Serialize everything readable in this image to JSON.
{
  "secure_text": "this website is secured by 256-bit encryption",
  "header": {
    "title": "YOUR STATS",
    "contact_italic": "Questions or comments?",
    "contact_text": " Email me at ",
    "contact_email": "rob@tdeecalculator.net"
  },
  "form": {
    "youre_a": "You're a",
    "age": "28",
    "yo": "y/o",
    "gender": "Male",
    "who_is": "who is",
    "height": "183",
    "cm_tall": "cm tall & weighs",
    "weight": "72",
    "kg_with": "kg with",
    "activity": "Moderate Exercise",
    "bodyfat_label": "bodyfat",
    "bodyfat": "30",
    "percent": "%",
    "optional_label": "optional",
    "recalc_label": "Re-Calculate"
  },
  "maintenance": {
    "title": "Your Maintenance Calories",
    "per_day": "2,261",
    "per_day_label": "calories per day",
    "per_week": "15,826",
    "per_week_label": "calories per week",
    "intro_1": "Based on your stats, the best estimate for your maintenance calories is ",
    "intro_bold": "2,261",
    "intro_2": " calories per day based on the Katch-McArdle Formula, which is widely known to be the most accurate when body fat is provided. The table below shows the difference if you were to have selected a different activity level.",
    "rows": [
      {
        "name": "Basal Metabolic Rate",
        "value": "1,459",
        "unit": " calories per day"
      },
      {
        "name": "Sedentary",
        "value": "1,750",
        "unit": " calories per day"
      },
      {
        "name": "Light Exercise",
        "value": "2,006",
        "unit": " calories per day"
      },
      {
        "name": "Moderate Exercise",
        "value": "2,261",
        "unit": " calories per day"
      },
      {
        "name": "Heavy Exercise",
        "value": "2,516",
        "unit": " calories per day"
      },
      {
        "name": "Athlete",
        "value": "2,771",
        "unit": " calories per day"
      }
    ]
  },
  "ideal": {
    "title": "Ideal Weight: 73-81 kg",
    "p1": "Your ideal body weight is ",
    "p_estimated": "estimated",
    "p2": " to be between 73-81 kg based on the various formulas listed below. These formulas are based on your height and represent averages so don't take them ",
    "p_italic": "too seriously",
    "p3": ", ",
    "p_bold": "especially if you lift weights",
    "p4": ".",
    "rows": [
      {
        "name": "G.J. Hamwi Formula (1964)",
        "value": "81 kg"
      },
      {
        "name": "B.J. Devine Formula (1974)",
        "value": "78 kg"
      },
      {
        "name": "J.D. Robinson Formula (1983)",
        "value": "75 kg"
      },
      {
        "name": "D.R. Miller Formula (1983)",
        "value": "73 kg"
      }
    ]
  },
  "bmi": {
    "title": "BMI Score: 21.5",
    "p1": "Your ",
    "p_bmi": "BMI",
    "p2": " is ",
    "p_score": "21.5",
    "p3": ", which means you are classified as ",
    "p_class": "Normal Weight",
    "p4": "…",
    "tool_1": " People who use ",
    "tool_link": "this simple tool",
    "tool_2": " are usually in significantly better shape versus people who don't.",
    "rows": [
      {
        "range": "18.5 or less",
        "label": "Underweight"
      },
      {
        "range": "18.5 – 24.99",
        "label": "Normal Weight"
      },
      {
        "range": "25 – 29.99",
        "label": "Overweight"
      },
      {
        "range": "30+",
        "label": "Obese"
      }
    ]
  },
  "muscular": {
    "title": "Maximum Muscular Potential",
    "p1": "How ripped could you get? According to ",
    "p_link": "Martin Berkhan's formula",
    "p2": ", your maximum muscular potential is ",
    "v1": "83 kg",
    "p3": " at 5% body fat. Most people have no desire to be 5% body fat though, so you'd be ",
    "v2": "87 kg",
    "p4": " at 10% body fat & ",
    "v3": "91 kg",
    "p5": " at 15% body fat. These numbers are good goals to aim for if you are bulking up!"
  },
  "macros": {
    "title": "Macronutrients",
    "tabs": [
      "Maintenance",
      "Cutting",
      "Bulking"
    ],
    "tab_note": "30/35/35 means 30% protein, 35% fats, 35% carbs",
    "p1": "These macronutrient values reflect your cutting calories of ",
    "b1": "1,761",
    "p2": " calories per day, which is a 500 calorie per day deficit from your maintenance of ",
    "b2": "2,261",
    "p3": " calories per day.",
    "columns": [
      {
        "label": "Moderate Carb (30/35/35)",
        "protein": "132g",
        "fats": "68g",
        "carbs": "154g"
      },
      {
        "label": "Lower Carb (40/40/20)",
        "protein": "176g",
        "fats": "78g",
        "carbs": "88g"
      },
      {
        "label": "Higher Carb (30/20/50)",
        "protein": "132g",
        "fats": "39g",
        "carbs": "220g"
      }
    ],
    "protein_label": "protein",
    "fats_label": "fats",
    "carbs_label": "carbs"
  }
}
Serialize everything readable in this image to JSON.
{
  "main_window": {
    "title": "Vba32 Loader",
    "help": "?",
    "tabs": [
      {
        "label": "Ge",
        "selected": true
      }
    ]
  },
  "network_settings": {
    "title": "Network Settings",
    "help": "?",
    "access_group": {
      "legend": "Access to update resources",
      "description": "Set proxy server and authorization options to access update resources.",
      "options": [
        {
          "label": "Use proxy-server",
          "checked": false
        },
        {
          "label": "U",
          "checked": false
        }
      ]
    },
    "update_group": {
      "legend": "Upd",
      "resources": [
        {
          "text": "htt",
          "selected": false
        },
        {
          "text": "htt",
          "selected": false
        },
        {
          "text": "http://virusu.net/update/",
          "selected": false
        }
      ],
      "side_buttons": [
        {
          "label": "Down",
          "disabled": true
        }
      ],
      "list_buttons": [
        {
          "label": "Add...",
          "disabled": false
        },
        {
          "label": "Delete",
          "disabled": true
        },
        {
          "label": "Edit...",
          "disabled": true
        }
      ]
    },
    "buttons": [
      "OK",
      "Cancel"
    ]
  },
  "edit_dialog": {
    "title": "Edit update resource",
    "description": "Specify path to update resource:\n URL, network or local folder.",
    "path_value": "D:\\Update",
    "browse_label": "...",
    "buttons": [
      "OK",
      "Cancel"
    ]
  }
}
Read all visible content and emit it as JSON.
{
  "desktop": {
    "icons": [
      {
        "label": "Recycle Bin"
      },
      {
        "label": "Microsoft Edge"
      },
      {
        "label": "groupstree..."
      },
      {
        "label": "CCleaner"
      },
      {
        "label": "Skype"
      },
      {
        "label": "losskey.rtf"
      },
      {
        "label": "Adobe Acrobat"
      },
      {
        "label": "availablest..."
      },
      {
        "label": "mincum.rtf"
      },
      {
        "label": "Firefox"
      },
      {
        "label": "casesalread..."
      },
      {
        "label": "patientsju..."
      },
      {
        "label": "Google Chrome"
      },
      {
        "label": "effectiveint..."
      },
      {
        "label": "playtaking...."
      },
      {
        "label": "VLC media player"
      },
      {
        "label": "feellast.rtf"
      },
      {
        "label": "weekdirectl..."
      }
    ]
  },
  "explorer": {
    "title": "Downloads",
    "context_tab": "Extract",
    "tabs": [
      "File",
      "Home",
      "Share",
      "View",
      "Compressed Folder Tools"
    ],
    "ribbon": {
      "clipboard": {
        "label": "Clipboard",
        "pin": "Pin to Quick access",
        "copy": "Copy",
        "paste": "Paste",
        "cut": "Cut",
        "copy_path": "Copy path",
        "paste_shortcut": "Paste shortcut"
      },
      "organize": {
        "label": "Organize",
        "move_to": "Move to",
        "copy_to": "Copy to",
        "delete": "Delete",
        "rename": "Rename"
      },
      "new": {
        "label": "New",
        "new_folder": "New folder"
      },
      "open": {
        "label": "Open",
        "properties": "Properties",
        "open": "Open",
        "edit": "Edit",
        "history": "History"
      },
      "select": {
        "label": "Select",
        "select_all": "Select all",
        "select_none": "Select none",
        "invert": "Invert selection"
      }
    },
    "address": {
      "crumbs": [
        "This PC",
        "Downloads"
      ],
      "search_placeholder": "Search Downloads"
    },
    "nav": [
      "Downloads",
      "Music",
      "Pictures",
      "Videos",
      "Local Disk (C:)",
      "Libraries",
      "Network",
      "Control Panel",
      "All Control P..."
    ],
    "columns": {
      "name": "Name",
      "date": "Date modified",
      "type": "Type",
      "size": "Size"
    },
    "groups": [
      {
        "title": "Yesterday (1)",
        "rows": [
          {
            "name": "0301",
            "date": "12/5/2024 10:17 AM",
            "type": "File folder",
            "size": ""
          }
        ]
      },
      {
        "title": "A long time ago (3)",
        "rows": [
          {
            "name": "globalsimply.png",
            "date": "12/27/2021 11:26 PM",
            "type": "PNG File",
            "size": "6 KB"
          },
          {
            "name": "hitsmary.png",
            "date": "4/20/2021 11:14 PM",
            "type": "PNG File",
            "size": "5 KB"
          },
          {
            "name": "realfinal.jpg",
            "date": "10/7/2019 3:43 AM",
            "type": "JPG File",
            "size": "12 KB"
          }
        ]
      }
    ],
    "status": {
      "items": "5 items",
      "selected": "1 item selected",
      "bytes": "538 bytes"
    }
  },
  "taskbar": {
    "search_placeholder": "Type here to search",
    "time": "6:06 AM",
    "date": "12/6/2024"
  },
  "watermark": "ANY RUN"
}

# # # # #

• **Assigned task**
Search the listing for the word "carbs". Copy every line in which it occurs.

• **Result below**
    "tab_note": "30/35/35 means 30% protein, 35% fats, 35% carbs",
        "carbs": "154g"
        "carbs": "88g"
        "carbs": "220g"
    "carbs_label": "carbs"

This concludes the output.